## Text excerpt:
....................

GREAT FALLS – Legislation has been proposed to levy stiffer state fines on Montana landowners who illegally gate roads and require that they show proof of ownership before blocking access.
The two Great Falls lawmakers who are sponsoring the bills said in a statement that their goal is to improve public access to public lands by keeping roads they say are public open.
The bills are backed by wildlife and public access groups, and opposed by private property and ranching interests.
Private landowners and hunters and anglers increasingly are butting heads in court over remote roads into the state’s forests, mountains and rivers. At issue in these cases are whether roads crossing private land are public or private. The roads have become contentious because they often cross private acreage leading to public lands.
House Bill 304 is sponsored by Mitch Tropila, D-Great Falls, and would increase the penalty for gating a public road from $10 a day to $500 a day.

....................

## Dataset excerpts:
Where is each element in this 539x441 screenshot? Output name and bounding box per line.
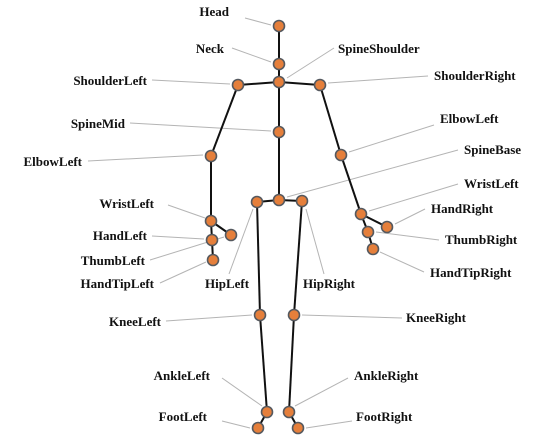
leader-line-spine-shoulder [286,47,335,79]
bone-hip-left-knee-left [256,201,261,316]
joint-label-ankle-right: AnkleRight [354,368,419,383]
leader-line-foot-right [305,420,353,429]
leader-line-hand-left [151,235,205,240]
leader-line-hip-right [305,208,325,275]
joint-foot-left [251,421,265,435]
joint-label-foot-left: FootLeft [159,409,208,424]
joint-label-hip-right: HipRight [303,276,356,291]
joint-label-hand-right: HandRight [431,201,494,216]
leader-line-hand-tip-right [379,251,425,273]
joint-label-spine-mid: SpineMid [71,116,126,131]
leader-line-thumb-right [375,231,440,241]
bone-spine-shoulder-shoulder-left [237,81,280,86]
joint-label-elbow-right: ElbowLeft [24,154,83,169]
joint-labels: Head Neck SpineShoulder ShoulderLeft Shoulde… [24,4,522,424]
joint-head [272,19,286,33]
joint-label-shoulder-left: ShoulderLeft [73,73,147,88]
joint-elbow-right [334,148,348,162]
joint-spine-base [272,193,286,207]
leader-line-spine-base [286,149,459,198]
joint-label-foot-right: FootRight [356,409,413,424]
leader-line-shoulder-left [151,79,231,85]
leader-line-hip-left [228,208,254,275]
joint-label-hip-left: HipLeft [205,276,250,291]
leader-line-wrist-right [167,204,206,219]
joint-label-wrist-right: WristLeft [99,196,154,211]
joint-label-hand-tip-right: HandTipRight [430,265,512,280]
joint-label-knee-left: KneeLeft [109,314,162,329]
joint-ankle-left [260,405,274,419]
leader-line-shoulder-right [327,75,429,84]
joint-foot-right [291,421,305,435]
joint-label-shoulder-right: ShoulderRight [434,68,516,83]
joint-wrist-left [204,214,218,228]
joint-label-ankle-left: AnkleLeft [154,368,211,383]
joint-wrist-right [354,207,368,221]
joint-label-elbow-left: ElbowLeft [440,111,499,126]
joint-label-hand-left: HandLeft [93,228,148,243]
bone-hip-right-knee-right [293,200,303,316]
joint-neck [272,57,286,71]
joint-elbow-left [204,149,218,163]
joint-label-wrist-left: WristLeft [464,176,519,191]
leader-line-foot-left [221,420,251,429]
joint-knee-right [287,308,301,322]
bone-spine-shoulder-shoulder-right [278,81,321,86]
joint-label-neck: Neck [196,41,225,56]
leader-line-spine-mid [129,122,272,132]
joint-hip-left [250,195,264,209]
joint-spine-mid [272,125,286,139]
joint-hand-tip-left [206,253,220,267]
joint-spine-shoulder [272,75,286,89]
joint-label-thumb-right: ThumbRight [445,232,518,247]
leader-line-hand-tip-left [159,261,207,284]
joint-thumb-left [224,228,238,242]
joint-label-thumb-left: ThumbLeft [81,253,146,268]
joint-knee-left [253,308,267,322]
leader-line-head [244,17,272,26]
leader-line-knee-left [165,314,253,322]
leader-line-wrist-left [368,183,459,212]
joint-hand-tip-right [366,242,380,256]
joint-shoulder-left [231,78,245,92]
leader-line-elbow-right [87,154,204,162]
joint-markers [204,19,394,435]
joint-label-spine-base: SpineBase [464,142,521,157]
leader-line-ankle-left [221,377,263,407]
leader-line-neck [231,47,272,63]
joint-hand-left [205,233,219,247]
joint-label-spine-shoulder: SpineShoulder [338,41,420,56]
joint-label-hand-tip-left: HandTipLeft [81,276,155,291]
joint-label-head: Head [199,4,229,19]
leader-line-knee-right [301,314,403,319]
joint-thumb-right [361,225,375,239]
joint-label-knee-right: KneeRight [406,310,467,325]
bone-shoulder-left-elbow-left [210,84,239,157]
leader-line-hand-right [394,208,426,225]
joint-shoulder-right [313,78,327,92]
leader-line-ankle-right [294,377,349,407]
bone-knee-right-ankle-right [288,314,295,413]
bone-elbow-right-wrist-right [340,154,362,215]
joint-ankle-right [282,405,296,419]
joint-hip-right [295,194,309,208]
joint-hand-right [380,220,394,234]
bone-shoulder-right-elbow-right [319,84,342,156]
leader-line-elbow-left [348,124,435,153]
bone-knee-left-ankle-left [259,314,268,413]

....................

Answer these questions about the Montana road-gating bills from the text:
1. What would landowners have to show before blocking access?
2. Which groups back the bills?
3. Under House Bill 304, what would the penalty for gating a public road become?

## Exercise result:
1. Proof of ownership.
2. Wildlife and public access groups.
3. $500 a day, up from $10 a day.